▶ [Exercise]:
Using the entries that follow, collect the lines where the word "říká" appears.

Collected data
##########

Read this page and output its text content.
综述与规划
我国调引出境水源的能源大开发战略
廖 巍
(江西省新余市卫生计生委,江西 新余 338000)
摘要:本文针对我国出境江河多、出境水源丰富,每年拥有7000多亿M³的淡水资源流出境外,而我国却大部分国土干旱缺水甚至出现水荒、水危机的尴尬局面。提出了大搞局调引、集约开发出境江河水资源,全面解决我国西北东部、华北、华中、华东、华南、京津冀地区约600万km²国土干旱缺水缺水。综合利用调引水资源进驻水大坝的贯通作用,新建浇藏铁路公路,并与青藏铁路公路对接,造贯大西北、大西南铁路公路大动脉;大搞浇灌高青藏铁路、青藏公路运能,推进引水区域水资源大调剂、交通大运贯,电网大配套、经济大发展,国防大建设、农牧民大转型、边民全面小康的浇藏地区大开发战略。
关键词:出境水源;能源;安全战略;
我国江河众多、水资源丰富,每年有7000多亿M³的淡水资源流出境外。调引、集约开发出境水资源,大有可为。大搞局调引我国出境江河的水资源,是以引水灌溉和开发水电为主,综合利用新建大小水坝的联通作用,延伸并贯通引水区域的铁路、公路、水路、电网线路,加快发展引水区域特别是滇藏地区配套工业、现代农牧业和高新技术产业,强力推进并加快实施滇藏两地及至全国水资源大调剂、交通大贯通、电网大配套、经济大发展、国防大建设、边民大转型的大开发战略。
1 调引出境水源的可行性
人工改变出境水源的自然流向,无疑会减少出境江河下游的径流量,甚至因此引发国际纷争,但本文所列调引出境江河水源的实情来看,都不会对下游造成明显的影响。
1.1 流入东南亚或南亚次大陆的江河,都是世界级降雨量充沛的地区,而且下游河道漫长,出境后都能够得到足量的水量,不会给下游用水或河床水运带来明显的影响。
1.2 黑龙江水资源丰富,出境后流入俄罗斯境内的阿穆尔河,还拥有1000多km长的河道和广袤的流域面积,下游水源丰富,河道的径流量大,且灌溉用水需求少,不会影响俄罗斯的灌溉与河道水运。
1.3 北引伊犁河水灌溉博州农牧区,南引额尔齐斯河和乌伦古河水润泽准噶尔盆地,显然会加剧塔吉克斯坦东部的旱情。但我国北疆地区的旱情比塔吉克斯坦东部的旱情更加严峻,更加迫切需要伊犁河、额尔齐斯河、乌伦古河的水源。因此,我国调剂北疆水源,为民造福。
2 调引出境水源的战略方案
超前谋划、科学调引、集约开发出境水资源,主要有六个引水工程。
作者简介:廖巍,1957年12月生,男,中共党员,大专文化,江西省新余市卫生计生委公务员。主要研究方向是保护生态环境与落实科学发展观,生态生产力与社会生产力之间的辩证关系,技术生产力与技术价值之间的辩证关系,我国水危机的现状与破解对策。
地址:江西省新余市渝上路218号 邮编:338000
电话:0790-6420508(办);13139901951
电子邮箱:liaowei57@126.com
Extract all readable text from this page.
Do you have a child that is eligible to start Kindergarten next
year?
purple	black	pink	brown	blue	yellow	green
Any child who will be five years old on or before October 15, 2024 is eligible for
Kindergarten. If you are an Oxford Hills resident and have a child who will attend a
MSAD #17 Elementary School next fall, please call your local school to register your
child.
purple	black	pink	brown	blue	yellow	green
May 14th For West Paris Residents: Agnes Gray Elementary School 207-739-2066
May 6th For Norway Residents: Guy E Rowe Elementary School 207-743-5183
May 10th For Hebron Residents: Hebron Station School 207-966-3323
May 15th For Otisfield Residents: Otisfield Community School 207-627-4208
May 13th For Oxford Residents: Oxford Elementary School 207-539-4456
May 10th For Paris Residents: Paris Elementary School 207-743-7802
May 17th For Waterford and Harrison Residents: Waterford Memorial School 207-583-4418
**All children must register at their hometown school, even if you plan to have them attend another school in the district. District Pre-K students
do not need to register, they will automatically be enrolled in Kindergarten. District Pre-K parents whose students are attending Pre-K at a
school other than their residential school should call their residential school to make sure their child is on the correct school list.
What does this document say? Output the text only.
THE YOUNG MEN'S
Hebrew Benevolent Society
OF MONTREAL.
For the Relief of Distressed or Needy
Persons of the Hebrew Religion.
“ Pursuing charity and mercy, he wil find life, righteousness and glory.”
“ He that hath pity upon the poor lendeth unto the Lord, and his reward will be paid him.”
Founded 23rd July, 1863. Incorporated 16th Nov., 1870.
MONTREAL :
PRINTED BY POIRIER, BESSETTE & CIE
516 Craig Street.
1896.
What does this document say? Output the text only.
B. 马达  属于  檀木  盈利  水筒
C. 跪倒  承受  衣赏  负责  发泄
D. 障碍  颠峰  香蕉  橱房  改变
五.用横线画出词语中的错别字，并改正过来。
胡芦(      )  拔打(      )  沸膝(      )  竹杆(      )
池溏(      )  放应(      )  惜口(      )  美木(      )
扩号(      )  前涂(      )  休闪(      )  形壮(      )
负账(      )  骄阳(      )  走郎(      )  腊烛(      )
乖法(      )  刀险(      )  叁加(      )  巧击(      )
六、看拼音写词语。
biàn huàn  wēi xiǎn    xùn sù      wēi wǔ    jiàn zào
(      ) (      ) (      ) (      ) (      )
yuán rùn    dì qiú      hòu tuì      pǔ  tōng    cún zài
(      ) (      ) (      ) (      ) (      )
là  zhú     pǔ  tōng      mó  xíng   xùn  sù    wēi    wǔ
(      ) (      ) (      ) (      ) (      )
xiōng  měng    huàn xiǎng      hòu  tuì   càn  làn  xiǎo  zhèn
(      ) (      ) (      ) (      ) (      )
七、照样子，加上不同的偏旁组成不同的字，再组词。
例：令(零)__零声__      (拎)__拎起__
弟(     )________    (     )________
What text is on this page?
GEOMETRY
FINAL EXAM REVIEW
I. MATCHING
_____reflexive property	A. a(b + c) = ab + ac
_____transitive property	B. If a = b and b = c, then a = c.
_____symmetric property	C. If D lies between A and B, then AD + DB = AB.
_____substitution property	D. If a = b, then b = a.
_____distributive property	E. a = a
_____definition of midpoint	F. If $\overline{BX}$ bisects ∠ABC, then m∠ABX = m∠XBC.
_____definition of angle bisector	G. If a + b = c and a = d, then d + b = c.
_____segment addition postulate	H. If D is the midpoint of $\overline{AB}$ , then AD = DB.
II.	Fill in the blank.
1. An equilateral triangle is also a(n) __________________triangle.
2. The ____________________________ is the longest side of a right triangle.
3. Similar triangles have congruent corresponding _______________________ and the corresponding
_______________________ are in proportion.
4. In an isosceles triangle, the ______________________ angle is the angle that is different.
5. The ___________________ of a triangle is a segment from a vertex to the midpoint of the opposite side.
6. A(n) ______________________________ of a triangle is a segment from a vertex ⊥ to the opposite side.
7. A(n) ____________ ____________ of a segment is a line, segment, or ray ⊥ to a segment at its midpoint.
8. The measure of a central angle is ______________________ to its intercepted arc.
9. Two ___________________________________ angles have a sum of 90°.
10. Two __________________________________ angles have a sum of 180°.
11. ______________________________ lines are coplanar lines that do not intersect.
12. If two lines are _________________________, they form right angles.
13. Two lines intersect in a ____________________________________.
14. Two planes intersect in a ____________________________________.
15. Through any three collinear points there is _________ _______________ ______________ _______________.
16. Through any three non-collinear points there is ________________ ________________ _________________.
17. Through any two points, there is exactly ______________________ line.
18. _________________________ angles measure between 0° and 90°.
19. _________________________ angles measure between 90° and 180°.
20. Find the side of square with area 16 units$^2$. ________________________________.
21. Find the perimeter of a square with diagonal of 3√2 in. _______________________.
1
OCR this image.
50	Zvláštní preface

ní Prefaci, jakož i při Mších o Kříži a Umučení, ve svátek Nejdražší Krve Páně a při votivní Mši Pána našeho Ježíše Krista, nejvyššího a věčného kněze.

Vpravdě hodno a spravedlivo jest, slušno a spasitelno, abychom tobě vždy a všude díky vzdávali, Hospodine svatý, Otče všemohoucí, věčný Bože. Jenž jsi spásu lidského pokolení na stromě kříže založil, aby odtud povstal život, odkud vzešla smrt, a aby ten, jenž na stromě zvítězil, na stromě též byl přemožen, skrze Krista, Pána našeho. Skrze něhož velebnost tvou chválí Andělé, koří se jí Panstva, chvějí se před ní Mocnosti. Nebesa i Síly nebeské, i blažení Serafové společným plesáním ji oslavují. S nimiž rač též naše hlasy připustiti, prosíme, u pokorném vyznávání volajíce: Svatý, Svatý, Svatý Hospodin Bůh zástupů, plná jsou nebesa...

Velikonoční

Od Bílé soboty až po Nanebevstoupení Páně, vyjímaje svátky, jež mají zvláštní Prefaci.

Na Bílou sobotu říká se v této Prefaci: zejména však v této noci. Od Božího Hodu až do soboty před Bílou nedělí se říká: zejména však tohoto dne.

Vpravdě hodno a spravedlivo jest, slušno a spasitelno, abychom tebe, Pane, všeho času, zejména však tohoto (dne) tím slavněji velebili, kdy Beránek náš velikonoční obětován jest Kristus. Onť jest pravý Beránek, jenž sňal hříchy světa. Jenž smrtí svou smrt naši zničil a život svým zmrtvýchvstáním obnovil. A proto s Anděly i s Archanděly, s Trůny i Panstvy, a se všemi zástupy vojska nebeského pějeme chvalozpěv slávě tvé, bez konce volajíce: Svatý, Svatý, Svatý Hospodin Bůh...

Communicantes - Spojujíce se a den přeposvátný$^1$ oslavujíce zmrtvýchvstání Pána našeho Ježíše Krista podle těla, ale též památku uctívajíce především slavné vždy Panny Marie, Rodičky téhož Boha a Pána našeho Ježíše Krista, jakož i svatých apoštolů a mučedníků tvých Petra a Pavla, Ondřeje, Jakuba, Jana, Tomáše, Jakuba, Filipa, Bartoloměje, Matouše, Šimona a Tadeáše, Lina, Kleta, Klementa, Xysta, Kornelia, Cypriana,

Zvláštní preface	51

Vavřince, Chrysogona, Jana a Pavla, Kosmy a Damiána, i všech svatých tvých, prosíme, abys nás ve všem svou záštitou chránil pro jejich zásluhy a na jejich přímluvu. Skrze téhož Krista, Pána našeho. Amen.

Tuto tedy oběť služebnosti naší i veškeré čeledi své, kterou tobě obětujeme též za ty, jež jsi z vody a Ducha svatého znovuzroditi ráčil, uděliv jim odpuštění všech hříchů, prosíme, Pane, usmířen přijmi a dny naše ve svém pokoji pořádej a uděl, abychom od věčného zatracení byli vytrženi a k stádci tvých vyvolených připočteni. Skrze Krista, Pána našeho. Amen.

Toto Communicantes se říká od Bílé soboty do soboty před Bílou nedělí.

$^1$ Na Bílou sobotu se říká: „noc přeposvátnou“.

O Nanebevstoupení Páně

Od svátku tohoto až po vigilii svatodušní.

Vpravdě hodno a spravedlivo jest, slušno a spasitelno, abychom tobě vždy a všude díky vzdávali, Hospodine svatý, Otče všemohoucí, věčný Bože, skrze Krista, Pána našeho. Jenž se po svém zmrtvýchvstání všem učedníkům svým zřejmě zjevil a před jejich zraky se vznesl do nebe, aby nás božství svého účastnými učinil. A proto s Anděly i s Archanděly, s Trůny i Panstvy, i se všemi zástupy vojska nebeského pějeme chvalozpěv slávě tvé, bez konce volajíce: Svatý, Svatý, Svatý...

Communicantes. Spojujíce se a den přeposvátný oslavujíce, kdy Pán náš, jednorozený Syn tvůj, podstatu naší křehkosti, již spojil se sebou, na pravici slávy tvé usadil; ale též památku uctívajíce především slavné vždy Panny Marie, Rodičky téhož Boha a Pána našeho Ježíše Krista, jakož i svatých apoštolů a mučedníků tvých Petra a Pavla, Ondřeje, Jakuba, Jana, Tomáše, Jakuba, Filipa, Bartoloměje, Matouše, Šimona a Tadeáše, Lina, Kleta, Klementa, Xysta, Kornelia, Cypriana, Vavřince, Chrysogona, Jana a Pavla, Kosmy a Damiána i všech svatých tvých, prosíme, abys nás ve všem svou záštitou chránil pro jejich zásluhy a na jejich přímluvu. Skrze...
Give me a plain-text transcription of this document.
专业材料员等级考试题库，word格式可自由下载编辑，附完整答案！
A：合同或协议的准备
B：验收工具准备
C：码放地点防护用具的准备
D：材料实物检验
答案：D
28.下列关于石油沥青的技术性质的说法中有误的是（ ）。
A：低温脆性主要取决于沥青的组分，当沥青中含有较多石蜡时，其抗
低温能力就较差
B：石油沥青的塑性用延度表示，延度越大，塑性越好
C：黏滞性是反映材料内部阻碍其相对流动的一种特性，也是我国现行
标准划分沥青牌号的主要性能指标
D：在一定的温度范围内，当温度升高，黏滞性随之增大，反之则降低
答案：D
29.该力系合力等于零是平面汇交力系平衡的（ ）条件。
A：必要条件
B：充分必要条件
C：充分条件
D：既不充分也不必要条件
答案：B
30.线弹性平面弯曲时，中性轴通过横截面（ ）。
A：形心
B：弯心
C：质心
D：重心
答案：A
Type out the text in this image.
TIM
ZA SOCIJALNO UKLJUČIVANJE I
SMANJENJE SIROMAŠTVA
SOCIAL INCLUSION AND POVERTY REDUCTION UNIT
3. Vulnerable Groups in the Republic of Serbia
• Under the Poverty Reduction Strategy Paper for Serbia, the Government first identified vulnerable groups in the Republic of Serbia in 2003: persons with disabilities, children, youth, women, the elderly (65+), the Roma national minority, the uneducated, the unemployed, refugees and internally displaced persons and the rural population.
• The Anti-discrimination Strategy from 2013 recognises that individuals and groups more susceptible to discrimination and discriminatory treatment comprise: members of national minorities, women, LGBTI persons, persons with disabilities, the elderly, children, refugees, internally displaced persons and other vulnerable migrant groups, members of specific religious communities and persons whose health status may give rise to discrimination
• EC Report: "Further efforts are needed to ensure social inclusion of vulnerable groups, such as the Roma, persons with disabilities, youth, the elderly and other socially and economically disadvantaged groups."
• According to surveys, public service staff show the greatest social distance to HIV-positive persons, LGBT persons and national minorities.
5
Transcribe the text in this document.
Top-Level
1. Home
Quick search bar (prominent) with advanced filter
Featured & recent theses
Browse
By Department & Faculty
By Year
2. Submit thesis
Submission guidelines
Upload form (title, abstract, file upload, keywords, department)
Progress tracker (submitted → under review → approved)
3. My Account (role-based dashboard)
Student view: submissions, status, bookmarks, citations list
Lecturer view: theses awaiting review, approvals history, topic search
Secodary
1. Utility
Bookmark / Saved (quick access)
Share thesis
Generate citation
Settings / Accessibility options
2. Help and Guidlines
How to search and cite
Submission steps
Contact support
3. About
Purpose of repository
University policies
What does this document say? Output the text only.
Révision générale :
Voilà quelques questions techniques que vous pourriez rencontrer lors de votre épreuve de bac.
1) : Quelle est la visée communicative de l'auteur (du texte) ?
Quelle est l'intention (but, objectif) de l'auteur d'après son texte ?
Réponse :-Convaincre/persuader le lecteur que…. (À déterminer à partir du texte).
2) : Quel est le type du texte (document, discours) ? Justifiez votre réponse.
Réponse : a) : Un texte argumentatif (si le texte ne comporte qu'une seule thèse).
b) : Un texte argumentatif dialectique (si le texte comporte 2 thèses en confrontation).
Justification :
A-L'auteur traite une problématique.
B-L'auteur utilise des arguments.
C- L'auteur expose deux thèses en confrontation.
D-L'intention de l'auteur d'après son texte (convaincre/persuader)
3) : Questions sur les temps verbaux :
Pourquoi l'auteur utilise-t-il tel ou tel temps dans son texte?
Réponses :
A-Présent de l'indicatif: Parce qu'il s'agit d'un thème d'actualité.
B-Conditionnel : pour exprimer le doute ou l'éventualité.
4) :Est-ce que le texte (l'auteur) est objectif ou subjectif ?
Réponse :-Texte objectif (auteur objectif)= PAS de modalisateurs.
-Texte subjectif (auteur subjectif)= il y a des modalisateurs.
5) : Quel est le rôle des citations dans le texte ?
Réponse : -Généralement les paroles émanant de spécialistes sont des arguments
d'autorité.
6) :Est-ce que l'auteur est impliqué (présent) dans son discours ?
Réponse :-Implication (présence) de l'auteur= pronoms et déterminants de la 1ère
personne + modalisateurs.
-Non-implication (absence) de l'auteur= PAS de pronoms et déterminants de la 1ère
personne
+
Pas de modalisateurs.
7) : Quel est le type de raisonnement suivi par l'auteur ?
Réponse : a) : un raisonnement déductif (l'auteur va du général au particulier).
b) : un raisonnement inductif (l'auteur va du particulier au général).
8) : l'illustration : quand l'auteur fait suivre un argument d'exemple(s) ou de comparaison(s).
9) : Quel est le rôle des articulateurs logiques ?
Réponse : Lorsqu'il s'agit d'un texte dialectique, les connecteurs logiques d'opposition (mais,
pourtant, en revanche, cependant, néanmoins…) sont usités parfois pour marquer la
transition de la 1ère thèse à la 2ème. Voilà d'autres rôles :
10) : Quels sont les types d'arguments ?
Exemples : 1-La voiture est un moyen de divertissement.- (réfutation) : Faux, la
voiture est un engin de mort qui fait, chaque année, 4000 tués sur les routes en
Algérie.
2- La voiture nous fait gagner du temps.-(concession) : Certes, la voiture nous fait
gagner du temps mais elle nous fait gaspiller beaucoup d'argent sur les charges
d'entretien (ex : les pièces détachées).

##########

▶ [Correct answer]:
Na Bílou sobotu říká se v této Prefaci: zejména však v této noci. Od Božího Hodu až do soboty před Bílou nedělí se říká: zejména však tohoto dne.
Toto Communicantes se říká od Bílé soboty do soboty před Bílou nedělí.
$^1$ Na Bílou sobotu se říká: „noc přeposvátnou“.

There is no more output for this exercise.